» Prompt
Below is a listing; write it out exactly and drop any images from it.
# START OF The records
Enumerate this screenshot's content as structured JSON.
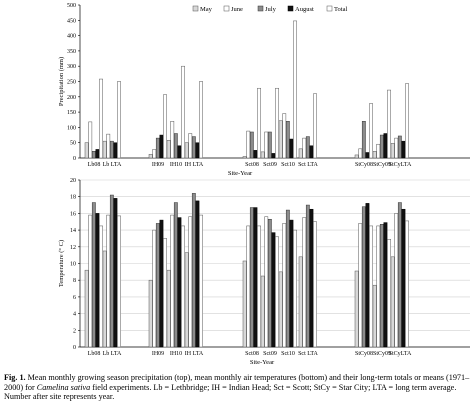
{
  "chart_data": [
    {
      "type": "bar",
      "ylabel": "Precipitation (mm)",
      "xlabel": "Site-Year",
      "ylim": [
        0,
        500
      ],
      "yticks": [
        0,
        50,
        100,
        150,
        200,
        250,
        300,
        350,
        400,
        450,
        500
      ],
      "legend_position": "top-center",
      "grid": false,
      "series_names": [
        "May",
        "June",
        "July",
        "August",
        "Total"
      ],
      "series_colors": [
        "#d8d8d8",
        "#ffffff",
        "#8c8c8c",
        "#111111",
        "#ffffff"
      ],
      "groups": [
        {
          "label": "Lb08",
          "values": [
            50,
            118,
            22,
            28,
            258
          ]
        },
        {
          "label": "Lb LTA",
          "values": [
            55,
            78,
            55,
            50,
            250
          ]
        },
        {
          "label": "IH09",
          "values": [
            12,
            28,
            65,
            75,
            207
          ]
        },
        {
          "label": "IH10",
          "values": [
            58,
            120,
            80,
            40,
            300
          ]
        },
        {
          "label": "IH LTA",
          "values": [
            50,
            80,
            70,
            50,
            250
          ]
        },
        {
          "label": "Sct08",
          "values": [
            5,
            88,
            85,
            25,
            228
          ]
        },
        {
          "label": "Sct09",
          "values": [
            20,
            85,
            85,
            15,
            228
          ]
        },
        {
          "label": "Sct10",
          "values": [
            122,
            145,
            120,
            62,
            448
          ]
        },
        {
          "label": "Sct LTA",
          "values": [
            30,
            65,
            70,
            40,
            210
          ]
        },
        {
          "label": "StCy08",
          "values": [
            10,
            30,
            120,
            18,
            178
          ]
        },
        {
          "label": "StCy09",
          "values": [
            22,
            45,
            75,
            80,
            222
          ]
        },
        {
          "label": "StCyLTA",
          "values": [
            48,
            65,
            72,
            55,
            243
          ]
        }
      ]
    },
    {
      "type": "bar",
      "ylabel": "Temperature (° C)",
      "xlabel": "Site-Year",
      "ylim": [
        0,
        20
      ],
      "yticks": [
        0,
        2,
        4,
        6,
        8,
        10,
        12,
        14,
        16,
        18,
        20
      ],
      "grid": true,
      "series_names": [
        "May",
        "June",
        "July",
        "August",
        "Total"
      ],
      "groups": [
        {
          "label": "Lb08",
          "values": [
            9.2,
            15.8,
            17.3,
            16.0,
            14.5
          ]
        },
        {
          "label": "Lb LTA",
          "values": [
            11.5,
            15.8,
            18.2,
            17.8,
            15.7
          ]
        },
        {
          "label": "IH09",
          "values": [
            8.0,
            14.0,
            14.8,
            15.2,
            13.0
          ]
        },
        {
          "label": "IH10",
          "values": [
            9.2,
            15.8,
            17.3,
            15.5,
            14.5
          ]
        },
        {
          "label": "IH LTA",
          "values": [
            11.3,
            15.6,
            18.4,
            17.5,
            15.8
          ]
        },
        {
          "label": "Sct08",
          "values": [
            10.3,
            14.5,
            16.7,
            16.7,
            14.5
          ]
        },
        {
          "label": "Sct09",
          "values": [
            8.5,
            15.6,
            15.3,
            13.7,
            13.2
          ]
        },
        {
          "label": "Sct10",
          "values": [
            9.0,
            14.8,
            16.4,
            15.2,
            14.0
          ]
        },
        {
          "label": "Sct LTA",
          "values": [
            10.8,
            15.5,
            17.0,
            16.5,
            15.0
          ]
        },
        {
          "label": "StCy08",
          "values": [
            9.1,
            14.8,
            16.8,
            17.2,
            14.5
          ]
        },
        {
          "label": "StCy09",
          "values": [
            7.4,
            14.5,
            14.7,
            14.9,
            12.9
          ]
        },
        {
          "label": "StCyLTA",
          "values": [
            10.8,
            16.0,
            17.3,
            16.5,
            15.1
          ]
        }
      ]
    }
  ],
  "caption": {
    "label": "Fig. 1.",
    "text_before": " Mean monthly growing season precipitation (top), mean monthly air temperatures (bottom) and their long-term totals or means (1971–2000) for ",
    "species": "Camelina sativa",
    "text_after": " field experiments. Lb = Lethbridge; IH = Indian Head; Sct = Scott; StCy = Star City; LTA = long term average. Number after site represents year."
  }
}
# END OF The records
» Result below
Enumerate this screenshot's content as structured JSON.
{
  "chart_data": [
    {
      "type": "bar",
      "ylabel": "Precipitation (mm)",
      "xlabel": "Site-Year",
      "ylim": [
        0,
        500
      ],
      "yticks": [
        0,
        50,
        100,
        150,
        200,
        250,
        300,
        350,
        400,
        450,
        500
      ],
      "legend_position": "top-center",
      "grid": false,
      "series_names": [
        "May",
        "June",
        "July",
        "August",
        "Total"
      ],
      "series_colors": [
        "#d8d8d8",
        "#ffffff",
        "#8c8c8c",
        "#111111",
        "#ffffff"
      ],
      "groups": [
        {
          "label": "Lb08",
          "values": [
            50,
            118,
            22,
            28,
            258
          ]
        },
        {
          "label": "Lb LTA",
          "values": [
            55,
            78,
            55,
            50,
            250
          ]
        },
        {
          "label": "IH09",
          "values": [
            12,
            28,
            65,
            75,
            207
          ]
        },
        {
          "label": "IH10",
          "values": [
            58,
            120,
            80,
            40,
            300
          ]
        },
        {
          "label": "IH LTA",
          "values": [
            50,
            80,
            70,
            50,
            250
          ]
        },
        {
          "label": "Sct08",
          "values": [
            5,
            88,
            85,
            25,
            228
          ]
        },
        {
          "label": "Sct09",
          "values": [
            20,
            85,
            85,
            15,
            228
          ]
        },
        {
          "label": "Sct10",
          "values": [
            122,
            145,
            120,
            62,
            448
          ]
        },
        {
          "label": "Sct LTA",
          "values": [
            30,
            65,
            70,
            40,
            210
          ]
        },
        {
          "label": "StCy08",
          "values": [
            10,
            30,
            120,
            18,
            178
          ]
        },
        {
          "label": "StCy09",
          "values": [
            22,
            45,
            75,
            80,
            222
          ]
        },
        {
          "label": "StCyLTA",
          "values": [
            48,
            65,
            72,
            55,
            243
          ]
        }
      ]
    },
    {
      "type": "bar",
      "ylabel": "Temperature (° C)",
      "xlabel": "Site-Year",
      "ylim": [
        0,
        20
      ],
      "yticks": [
        0,
        2,
        4,
        6,
        8,
        10,
        12,
        14,
        16,
        18,
        20
      ],
      "grid": true,
      "series_names": [
        "May",
        "June",
        "July",
        "August",
        "Total"
      ],
      "groups": [
        {
          "label": "Lb08",
          "values": [
            9.2,
            15.8,
            17.3,
            16.0,
            14.5
          ]
        },
        {
          "label": "Lb LTA",
          "values": [
            11.5,
            15.8,
            18.2,
            17.8,
            15.7
          ]
        },
        {
          "label": "IH09",
          "values": [
            8.0,
            14.0,
            14.8,
            15.2,
            13.0
          ]
        },
        {
          "label": "IH10",
          "values": [
            9.2,
            15.8,
            17.3,
            15.5,
            14.5
          ]
        },
        {
          "label": "IH LTA",
          "values": [
            11.3,
            15.6,
            18.4,
            17.5,
            15.8
          ]
        },
        {
          "label": "Sct08",
          "values": [
            10.3,
            14.5,
            16.7,
            16.7,
            14.5
          ]
        },
        {
          "label": "Sct09",
          "values": [
            8.5,
            15.6,
            15.3,
            13.7,
            13.2
          ]
        },
        {
          "label": "Sct10",
          "values": [
            9.0,
            14.8,
            16.4,
            15.2,
            14.0
          ]
        },
        {
          "label": "Sct LTA",
          "values": [
            10.8,
            15.5,
            17.0,
            16.5,
            15.0
          ]
        },
        {
          "label": "StCy08",
          "values": [
            9.1,
            14.8,
            16.8,
            17.2,
            14.5
          ]
        },
        {
          "label": "StCy09",
          "values": [
            7.4,
            14.5,
            14.7,
            14.9,
            12.9
          ]
        },
        {
          "label": "StCyLTA",
          "values": [
            10.8,
            16.0,
            17.3,
            16.5,
            15.1
          ]
        }
      ]
    }
  ],
  "caption": {
    "label": "Fig. 1.",
    "text_before": " Mean monthly growing season precipitation (top), mean monthly air temperatures (bottom) and their long-term totals or means (1971–2000) for ",
    "species": "Camelina sativa",
    "text_after": " field experiments. Lb = Lethbridge; IH = Indian Head; Sct = Scott; StCy = Star City; LTA = long term average. Number after site represents year."
  }
}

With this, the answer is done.